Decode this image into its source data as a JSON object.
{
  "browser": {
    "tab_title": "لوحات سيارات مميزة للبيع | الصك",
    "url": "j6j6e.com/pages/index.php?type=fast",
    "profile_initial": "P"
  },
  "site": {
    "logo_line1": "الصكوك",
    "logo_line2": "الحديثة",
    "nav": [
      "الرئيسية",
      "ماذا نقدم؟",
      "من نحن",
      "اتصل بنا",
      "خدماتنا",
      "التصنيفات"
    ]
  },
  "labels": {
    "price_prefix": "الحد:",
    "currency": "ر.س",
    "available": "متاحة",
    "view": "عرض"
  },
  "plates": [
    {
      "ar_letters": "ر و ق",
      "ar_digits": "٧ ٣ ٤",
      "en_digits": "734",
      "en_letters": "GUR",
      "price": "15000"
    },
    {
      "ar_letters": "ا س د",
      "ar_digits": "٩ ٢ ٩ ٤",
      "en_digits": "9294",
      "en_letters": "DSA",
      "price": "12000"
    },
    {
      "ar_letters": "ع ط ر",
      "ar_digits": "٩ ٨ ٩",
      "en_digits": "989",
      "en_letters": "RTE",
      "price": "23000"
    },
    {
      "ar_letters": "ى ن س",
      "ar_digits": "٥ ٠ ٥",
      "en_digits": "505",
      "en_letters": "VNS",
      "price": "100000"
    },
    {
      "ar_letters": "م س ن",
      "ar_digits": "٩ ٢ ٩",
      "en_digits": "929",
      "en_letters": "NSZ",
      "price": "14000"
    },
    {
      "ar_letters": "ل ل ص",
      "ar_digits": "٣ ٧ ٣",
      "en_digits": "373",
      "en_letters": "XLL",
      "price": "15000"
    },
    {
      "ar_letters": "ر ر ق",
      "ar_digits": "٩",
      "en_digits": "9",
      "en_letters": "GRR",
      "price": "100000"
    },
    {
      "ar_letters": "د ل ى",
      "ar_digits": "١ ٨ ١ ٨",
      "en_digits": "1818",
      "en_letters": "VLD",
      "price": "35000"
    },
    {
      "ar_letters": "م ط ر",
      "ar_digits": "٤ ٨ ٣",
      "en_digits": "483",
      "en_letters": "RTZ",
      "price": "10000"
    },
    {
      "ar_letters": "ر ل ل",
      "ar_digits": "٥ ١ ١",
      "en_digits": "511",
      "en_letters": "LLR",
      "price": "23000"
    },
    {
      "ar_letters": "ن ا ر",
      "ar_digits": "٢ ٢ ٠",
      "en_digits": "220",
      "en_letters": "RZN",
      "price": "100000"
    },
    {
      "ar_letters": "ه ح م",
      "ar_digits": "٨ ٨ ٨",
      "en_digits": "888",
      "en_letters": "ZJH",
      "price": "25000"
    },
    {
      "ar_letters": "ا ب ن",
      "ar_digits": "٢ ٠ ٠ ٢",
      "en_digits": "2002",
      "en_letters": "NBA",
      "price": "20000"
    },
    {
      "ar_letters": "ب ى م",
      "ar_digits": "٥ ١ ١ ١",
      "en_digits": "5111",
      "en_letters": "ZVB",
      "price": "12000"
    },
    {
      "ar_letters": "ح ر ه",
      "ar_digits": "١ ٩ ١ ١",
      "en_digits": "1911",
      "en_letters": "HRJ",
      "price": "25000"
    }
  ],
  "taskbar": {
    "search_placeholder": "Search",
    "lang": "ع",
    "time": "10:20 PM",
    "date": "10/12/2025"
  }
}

_Short exercise:_ Go through the entries and repeat each one exactly.

_Finished answer:_
Decode this image into its source data as a JSON object.
{
  "browser": {
    "tab_title": "لوحات سيارات مميزة للبيع | الصك",
    "url": "j6j6e.com/pages/index.php?type=fast",
    "profile_initial": "P"
  },
  "site": {
    "logo_line1": "الصكوك",
    "logo_line2": "الحديثة",
    "nav": [
      "الرئيسية",
      "ماذا نقدم؟",
      "من نحن",
      "اتصل بنا",
      "خدماتنا",
      "التصنيفات"
    ]
  },
  "labels": {
    "price_prefix": "الحد:",
    "currency": "ر.س",
    "available": "متاحة",
    "view": "عرض"
  },
  "plates": [
    {
      "ar_letters": "ر و ق",
      "ar_digits": "٧ ٣ ٤",
      "en_digits": "734",
      "en_letters": "GUR",
      "price": "15000"
    },
    {
      "ar_letters": "ا س د",
      "ar_digits": "٩ ٢ ٩ ٤",
      "en_digits": "9294",
      "en_letters": "DSA",
      "price": "12000"
    },
    {
      "ar_letters": "ع ط ر",
      "ar_digits": "٩ ٨ ٩",
      "en_digits": "989",
      "en_letters": "RTE",
      "price": "23000"
    },
    {
      "ar_letters": "ى ن س",
      "ar_digits": "٥ ٠ ٥",
      "en_digits": "505",
      "en_letters": "VNS",
      "price": "100000"
    },
    {
      "ar_letters": "م س ن",
      "ar_digits": "٩ ٢ ٩",
      "en_digits": "929",
      "en_letters": "NSZ",
      "price": "14000"
    },
    {
      "ar_letters": "ل ل ص",
      "ar_digits": "٣ ٧ ٣",
      "en_digits": "373",
      "en_letters": "XLL",
      "price": "15000"
    },
    {
      "ar_letters": "ر ر ق",
      "ar_digits": "٩",
      "en_digits": "9",
      "en_letters": "GRR",
      "price": "100000"
    },
    {
      "ar_letters": "د ل ى",
      "ar_digits": "١ ٨ ١ ٨",
      "en_digits": "1818",
      "en_letters": "VLD",
      "price": "35000"
    },
    {
      "ar_letters": "م ط ر",
      "ar_digits": "٤ ٨ ٣",
      "en_digits": "483",
      "en_letters": "RTZ",
      "price": "10000"
    },
    {
      "ar_letters": "ر ل ل",
      "ar_digits": "٥ ١ ١",
      "en_digits": "511",
      "en_letters": "LLR",
      "price": "23000"
    },
    {
      "ar_letters": "ن ا ر",
      "ar_digits": "٢ ٢ ٠",
      "en_digits": "220",
      "en_letters": "RZN",
      "price": "100000"
    },
    {
      "ar_letters": "ه ح م",
      "ar_digits": "٨ ٨ ٨",
      "en_digits": "888",
      "en_letters": "ZJH",
      "price": "25000"
    },
    {
      "ar_letters": "ا ب ن",
      "ar_digits": "٢ ٠ ٠ ٢",
      "en_digits": "2002",
      "en_letters": "NBA",
      "price": "20000"
    },
    {
      "ar_letters": "ب ى م",
      "ar_digits": "٥ ١ ١ ١",
      "en_digits": "5111",
      "en_letters": "ZVB",
      "price": "12000"
    },
    {
      "ar_letters": "ح ر ه",
      "ar_digits": "١ ٩ ١ ١",
      "en_digits": "1911",
      "en_letters": "HRJ",
      "price": "25000"
    }
  ],
  "taskbar": {
    "search_placeholder": "Search",
    "lang": "ع",
    "time": "10:20 PM",
    "date": "10/12/2025"
  }
}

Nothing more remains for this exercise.